Exercise:
Work out how many lines in the entries below include the word "JSON". Give nothing but the number.

[Records that describe figures]
---+---

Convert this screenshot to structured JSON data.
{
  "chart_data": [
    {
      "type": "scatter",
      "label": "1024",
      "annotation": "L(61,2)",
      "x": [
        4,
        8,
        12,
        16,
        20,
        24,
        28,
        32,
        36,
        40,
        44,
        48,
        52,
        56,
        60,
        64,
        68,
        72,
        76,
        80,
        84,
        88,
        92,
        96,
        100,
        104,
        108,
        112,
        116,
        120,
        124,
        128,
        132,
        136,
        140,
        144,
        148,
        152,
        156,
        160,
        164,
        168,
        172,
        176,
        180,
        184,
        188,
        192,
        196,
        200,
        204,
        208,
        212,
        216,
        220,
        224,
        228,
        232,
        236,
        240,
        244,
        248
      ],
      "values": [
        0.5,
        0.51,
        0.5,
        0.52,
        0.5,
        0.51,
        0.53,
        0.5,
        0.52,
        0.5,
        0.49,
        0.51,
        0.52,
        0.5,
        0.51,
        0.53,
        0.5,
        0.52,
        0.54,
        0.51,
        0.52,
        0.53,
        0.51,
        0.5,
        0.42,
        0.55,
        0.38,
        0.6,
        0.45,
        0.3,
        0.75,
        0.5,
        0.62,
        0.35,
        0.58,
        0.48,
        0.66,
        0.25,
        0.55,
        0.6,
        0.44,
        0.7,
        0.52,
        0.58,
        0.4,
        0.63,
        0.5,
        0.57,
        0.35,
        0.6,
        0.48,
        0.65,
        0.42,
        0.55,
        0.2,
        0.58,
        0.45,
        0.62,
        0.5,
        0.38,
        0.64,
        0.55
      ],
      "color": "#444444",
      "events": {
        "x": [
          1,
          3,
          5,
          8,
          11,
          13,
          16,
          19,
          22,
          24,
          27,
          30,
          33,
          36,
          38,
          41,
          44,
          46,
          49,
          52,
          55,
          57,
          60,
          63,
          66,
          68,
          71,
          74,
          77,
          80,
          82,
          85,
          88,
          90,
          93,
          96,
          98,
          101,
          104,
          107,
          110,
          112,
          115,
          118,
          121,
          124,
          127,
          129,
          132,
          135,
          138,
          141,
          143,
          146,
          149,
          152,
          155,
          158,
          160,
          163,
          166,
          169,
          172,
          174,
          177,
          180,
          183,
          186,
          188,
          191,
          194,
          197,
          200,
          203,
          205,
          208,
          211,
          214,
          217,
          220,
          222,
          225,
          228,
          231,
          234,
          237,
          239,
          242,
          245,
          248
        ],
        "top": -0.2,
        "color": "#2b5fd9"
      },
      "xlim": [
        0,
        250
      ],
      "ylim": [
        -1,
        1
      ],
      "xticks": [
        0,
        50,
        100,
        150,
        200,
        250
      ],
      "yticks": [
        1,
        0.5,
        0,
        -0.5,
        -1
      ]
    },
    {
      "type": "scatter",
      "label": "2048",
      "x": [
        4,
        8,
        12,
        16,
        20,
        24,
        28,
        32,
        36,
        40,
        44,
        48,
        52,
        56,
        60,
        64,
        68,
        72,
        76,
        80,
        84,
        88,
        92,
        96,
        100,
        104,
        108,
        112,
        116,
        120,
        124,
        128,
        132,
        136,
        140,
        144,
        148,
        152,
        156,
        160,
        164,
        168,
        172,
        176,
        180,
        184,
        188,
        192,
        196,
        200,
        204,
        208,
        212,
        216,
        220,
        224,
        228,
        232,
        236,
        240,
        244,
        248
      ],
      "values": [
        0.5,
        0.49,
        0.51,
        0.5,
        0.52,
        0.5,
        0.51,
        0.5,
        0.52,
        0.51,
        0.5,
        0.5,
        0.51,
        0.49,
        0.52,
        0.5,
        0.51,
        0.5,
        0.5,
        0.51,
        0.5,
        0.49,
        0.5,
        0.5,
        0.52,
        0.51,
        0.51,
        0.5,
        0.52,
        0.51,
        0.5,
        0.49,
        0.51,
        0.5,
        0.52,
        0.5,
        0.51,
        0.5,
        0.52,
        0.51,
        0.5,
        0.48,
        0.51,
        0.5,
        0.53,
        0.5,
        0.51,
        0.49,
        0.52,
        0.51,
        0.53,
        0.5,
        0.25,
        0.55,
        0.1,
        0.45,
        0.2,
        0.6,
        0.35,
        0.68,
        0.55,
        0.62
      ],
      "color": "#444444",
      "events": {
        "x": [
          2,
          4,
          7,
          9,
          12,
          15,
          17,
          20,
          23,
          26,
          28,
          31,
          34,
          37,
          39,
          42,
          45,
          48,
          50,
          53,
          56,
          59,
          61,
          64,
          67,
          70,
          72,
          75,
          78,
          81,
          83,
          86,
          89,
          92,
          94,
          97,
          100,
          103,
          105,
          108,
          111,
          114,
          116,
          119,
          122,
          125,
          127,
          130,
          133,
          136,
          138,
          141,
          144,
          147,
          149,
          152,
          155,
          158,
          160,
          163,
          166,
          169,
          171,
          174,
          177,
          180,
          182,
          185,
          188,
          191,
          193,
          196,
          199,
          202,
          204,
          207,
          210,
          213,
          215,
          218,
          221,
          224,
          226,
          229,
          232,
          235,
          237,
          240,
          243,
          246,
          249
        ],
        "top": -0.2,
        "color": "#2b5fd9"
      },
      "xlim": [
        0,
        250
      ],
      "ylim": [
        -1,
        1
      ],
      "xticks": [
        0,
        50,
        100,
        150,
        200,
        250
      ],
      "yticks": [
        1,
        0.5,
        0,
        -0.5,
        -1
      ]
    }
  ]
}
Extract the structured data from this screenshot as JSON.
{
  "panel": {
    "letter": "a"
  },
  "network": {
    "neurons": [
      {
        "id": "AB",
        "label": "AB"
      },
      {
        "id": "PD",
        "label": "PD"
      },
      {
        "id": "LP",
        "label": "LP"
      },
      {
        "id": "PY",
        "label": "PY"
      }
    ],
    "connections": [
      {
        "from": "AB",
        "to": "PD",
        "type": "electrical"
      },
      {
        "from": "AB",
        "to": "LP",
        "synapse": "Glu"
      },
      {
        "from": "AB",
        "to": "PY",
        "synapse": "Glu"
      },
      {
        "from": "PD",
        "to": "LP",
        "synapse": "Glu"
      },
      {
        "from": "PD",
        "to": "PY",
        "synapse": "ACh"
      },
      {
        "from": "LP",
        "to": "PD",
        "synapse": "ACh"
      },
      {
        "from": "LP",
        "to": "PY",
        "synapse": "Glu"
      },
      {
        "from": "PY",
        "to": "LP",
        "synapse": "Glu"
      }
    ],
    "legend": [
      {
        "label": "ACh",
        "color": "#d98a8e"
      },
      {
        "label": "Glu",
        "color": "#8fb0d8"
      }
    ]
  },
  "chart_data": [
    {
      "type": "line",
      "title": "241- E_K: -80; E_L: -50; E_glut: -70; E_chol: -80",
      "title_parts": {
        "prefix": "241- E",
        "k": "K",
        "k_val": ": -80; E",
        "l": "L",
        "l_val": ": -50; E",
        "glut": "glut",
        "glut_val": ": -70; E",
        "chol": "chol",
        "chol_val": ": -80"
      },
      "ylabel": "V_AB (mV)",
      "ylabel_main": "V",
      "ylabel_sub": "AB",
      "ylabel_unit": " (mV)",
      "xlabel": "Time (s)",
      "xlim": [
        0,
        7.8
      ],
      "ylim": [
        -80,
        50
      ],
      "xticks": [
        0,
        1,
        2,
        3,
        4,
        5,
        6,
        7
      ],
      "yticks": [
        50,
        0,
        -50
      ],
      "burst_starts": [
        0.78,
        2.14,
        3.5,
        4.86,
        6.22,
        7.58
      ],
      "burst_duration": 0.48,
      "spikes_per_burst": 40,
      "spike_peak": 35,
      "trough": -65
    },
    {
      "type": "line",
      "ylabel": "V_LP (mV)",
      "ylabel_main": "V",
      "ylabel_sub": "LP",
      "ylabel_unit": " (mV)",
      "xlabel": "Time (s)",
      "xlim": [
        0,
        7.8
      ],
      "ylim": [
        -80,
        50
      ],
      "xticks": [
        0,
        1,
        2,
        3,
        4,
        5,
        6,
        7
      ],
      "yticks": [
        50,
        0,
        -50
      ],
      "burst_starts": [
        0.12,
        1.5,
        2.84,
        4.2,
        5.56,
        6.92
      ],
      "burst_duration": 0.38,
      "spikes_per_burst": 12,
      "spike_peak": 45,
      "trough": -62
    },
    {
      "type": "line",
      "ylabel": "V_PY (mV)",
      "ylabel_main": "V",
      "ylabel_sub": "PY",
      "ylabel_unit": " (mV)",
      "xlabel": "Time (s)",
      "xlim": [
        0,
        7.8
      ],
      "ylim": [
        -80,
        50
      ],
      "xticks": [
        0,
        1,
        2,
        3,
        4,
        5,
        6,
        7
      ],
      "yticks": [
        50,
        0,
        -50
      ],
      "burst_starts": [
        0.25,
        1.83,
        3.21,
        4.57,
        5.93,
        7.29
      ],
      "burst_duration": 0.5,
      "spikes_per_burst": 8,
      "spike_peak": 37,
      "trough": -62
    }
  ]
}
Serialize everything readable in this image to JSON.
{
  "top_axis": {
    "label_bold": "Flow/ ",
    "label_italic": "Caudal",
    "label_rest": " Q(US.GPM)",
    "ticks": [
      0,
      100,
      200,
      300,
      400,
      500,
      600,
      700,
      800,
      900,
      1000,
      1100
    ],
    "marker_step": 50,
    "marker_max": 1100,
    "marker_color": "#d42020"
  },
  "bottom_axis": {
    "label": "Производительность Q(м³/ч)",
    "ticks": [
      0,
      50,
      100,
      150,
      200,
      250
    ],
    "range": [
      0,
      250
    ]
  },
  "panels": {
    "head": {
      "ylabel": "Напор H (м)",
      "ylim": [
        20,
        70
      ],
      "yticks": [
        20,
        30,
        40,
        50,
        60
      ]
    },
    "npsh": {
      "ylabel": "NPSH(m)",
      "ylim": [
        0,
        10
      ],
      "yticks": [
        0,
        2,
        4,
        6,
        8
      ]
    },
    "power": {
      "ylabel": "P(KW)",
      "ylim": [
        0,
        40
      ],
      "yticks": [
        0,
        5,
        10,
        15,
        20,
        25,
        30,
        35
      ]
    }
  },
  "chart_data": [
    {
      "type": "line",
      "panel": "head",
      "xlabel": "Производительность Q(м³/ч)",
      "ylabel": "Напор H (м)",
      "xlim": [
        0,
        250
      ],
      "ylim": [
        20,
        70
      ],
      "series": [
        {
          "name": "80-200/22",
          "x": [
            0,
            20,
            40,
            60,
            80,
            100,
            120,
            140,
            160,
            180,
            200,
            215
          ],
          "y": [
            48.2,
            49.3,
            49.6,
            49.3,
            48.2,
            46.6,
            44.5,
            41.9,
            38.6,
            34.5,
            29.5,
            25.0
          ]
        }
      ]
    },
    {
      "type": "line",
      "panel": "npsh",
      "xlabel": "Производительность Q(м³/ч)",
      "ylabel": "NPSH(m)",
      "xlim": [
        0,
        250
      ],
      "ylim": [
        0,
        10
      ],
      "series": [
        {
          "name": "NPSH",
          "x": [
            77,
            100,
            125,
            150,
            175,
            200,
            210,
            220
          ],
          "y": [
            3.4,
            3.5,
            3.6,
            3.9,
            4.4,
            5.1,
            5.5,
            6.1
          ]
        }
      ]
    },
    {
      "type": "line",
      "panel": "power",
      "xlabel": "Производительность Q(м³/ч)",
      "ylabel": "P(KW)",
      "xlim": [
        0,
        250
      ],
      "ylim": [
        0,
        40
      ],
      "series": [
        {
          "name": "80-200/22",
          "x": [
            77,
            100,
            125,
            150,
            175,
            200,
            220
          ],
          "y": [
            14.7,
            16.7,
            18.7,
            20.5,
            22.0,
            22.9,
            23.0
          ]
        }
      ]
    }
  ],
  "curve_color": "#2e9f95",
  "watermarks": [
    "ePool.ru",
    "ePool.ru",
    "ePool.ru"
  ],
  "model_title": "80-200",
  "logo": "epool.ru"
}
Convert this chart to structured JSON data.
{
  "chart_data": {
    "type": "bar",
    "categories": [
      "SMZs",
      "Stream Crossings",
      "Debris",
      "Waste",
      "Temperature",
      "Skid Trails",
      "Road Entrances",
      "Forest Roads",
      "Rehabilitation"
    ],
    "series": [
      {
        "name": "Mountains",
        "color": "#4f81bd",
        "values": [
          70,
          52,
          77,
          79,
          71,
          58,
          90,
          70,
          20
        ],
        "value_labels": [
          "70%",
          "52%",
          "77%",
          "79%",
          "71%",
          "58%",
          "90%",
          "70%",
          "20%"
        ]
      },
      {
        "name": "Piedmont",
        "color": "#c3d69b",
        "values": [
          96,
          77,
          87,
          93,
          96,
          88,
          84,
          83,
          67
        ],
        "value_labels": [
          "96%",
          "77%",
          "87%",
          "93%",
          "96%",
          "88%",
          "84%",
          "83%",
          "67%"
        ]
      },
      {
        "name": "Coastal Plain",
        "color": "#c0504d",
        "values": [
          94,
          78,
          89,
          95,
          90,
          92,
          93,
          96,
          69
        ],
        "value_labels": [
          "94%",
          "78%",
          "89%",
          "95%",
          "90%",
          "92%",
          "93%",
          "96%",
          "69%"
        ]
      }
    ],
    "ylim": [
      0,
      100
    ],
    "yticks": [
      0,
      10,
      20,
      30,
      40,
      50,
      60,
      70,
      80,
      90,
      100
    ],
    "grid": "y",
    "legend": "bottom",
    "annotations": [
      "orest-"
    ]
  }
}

---+---

Complete answer:
4